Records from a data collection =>
_ _ _ _
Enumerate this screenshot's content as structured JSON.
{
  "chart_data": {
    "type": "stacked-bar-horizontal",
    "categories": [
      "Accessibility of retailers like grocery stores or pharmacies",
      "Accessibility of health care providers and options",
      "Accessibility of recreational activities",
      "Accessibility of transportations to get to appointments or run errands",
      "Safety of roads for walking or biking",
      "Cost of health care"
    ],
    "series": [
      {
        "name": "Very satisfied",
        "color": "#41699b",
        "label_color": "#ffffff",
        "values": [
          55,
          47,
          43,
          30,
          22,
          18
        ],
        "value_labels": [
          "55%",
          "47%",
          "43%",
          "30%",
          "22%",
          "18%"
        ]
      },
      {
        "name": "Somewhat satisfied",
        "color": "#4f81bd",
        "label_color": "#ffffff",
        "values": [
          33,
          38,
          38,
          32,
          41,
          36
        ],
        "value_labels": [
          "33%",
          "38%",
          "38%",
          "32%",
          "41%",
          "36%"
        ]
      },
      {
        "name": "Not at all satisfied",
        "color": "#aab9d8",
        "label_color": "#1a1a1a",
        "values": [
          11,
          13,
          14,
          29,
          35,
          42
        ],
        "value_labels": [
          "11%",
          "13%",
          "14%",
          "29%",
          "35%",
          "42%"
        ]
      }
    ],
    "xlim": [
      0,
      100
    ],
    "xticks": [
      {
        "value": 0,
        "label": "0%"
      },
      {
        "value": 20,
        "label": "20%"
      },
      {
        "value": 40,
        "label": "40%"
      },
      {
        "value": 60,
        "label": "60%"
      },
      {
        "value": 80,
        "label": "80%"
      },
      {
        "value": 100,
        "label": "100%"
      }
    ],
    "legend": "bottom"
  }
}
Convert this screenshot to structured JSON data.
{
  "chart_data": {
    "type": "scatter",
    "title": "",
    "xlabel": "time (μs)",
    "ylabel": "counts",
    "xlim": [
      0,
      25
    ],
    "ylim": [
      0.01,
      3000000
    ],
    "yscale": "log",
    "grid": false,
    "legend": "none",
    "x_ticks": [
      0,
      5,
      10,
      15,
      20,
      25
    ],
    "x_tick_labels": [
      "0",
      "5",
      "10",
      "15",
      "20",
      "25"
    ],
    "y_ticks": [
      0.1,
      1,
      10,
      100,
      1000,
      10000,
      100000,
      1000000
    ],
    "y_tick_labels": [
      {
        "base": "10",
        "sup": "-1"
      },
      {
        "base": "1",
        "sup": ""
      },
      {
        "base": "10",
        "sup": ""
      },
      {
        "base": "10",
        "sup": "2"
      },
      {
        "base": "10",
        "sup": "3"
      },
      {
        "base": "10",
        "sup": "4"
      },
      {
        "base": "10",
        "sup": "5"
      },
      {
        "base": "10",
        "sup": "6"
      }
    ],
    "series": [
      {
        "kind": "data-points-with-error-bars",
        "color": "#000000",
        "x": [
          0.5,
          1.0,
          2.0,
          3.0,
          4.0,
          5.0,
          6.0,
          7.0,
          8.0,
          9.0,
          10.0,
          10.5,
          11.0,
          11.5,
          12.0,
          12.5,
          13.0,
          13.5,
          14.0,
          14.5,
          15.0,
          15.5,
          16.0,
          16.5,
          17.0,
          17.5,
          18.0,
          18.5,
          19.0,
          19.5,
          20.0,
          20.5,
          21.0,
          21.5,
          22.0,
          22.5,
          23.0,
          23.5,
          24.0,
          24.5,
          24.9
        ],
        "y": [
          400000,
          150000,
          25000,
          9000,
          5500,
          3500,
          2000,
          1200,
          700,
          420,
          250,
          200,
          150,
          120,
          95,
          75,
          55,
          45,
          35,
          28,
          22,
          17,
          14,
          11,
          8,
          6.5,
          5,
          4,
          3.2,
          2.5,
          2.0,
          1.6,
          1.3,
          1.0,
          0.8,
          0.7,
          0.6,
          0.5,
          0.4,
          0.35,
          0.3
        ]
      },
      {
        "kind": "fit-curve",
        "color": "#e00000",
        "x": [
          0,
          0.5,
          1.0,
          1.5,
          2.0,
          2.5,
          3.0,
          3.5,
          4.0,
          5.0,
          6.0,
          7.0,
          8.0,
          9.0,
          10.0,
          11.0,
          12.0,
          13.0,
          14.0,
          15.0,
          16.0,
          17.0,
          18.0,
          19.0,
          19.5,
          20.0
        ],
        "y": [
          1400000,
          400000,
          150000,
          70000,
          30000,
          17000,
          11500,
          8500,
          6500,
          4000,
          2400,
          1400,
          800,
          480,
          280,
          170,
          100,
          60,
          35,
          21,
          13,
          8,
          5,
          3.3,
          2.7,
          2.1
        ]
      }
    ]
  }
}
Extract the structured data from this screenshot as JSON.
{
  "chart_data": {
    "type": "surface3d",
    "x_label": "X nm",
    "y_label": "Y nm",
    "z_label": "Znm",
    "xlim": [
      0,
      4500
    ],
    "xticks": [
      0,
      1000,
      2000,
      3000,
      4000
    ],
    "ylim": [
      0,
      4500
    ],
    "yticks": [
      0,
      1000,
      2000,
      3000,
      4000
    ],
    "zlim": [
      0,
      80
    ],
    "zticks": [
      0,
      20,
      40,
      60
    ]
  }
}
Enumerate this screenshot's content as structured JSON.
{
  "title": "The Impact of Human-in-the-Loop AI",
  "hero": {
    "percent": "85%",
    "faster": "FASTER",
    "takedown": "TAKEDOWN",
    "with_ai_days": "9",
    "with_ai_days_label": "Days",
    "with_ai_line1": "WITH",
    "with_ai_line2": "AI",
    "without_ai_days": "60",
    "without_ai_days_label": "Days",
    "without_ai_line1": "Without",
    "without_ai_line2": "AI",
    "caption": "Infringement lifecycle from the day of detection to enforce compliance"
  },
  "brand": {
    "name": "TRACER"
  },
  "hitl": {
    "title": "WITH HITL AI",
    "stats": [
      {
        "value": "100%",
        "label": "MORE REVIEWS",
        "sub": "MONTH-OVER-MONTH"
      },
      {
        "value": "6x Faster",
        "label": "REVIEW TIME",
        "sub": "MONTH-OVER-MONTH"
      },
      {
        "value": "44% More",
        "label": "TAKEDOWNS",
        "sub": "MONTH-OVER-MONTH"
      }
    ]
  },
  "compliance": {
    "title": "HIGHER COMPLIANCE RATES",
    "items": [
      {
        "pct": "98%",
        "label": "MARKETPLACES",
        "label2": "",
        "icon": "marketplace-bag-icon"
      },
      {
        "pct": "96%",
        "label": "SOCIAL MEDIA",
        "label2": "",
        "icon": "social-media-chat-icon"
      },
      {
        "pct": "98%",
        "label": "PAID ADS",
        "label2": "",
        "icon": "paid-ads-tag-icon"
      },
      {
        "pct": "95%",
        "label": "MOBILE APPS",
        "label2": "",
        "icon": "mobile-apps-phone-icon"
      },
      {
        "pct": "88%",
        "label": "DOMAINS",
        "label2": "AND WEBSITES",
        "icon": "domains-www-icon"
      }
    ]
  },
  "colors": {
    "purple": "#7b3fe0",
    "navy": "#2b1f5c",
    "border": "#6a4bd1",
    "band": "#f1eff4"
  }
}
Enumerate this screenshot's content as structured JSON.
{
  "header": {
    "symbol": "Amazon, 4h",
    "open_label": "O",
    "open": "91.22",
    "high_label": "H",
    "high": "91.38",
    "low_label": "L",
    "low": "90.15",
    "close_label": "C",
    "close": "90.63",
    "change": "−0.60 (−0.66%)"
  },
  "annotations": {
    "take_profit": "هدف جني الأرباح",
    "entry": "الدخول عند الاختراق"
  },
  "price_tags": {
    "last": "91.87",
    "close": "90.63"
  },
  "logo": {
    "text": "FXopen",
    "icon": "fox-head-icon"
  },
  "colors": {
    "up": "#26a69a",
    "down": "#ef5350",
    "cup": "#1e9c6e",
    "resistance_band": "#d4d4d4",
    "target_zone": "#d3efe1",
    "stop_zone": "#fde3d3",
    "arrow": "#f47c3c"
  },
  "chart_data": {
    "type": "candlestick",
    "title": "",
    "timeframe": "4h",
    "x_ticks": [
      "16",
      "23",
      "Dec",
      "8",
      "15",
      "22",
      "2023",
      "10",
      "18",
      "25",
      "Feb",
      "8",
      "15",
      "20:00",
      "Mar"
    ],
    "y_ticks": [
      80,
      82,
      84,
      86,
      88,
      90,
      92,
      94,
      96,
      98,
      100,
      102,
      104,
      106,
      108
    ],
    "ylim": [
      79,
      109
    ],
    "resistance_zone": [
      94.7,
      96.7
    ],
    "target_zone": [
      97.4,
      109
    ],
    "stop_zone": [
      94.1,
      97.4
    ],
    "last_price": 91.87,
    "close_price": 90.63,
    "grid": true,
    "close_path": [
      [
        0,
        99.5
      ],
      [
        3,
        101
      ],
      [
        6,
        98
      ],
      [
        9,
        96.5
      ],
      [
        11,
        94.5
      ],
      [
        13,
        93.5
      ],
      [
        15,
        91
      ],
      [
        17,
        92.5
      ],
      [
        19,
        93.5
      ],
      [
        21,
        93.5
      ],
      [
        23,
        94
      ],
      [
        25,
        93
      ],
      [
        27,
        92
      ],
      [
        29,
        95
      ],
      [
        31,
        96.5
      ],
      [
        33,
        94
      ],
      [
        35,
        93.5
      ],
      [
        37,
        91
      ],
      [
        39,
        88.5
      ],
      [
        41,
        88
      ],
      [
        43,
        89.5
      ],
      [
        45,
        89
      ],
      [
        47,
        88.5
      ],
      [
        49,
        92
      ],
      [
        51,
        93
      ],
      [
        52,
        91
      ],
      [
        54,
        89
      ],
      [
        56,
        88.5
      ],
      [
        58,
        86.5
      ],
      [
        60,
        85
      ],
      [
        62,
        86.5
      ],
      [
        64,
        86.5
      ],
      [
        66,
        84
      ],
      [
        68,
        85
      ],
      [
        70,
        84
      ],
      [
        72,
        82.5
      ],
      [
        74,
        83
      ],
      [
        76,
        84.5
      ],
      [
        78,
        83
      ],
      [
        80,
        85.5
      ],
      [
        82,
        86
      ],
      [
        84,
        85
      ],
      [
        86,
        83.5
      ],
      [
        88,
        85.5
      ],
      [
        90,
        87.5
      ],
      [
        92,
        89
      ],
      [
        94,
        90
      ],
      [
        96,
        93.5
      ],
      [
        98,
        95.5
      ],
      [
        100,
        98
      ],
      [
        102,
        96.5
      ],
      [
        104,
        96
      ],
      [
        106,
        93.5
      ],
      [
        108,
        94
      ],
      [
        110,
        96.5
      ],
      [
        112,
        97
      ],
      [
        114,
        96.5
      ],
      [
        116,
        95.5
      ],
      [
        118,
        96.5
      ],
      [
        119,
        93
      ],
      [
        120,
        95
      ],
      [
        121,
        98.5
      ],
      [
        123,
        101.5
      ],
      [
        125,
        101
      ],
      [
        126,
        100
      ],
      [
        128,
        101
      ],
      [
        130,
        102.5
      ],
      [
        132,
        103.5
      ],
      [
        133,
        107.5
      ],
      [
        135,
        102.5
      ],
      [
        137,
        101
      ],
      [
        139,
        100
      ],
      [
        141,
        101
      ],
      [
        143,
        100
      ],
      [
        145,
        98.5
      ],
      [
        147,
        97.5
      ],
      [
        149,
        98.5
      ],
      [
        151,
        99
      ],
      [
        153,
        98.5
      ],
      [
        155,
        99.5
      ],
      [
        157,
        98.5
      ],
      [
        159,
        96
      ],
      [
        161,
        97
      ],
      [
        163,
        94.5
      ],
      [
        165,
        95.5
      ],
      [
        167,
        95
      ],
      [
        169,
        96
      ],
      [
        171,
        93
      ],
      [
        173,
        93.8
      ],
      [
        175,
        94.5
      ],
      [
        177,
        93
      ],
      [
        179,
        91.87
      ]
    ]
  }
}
_ _ _ _
Given task =>
Return every line containing "type".

Expected answer =>
    "type": "stacked-bar-horizontal",
    "type": "scatter",
    "type": "surface3d",
    "type": "candlestick",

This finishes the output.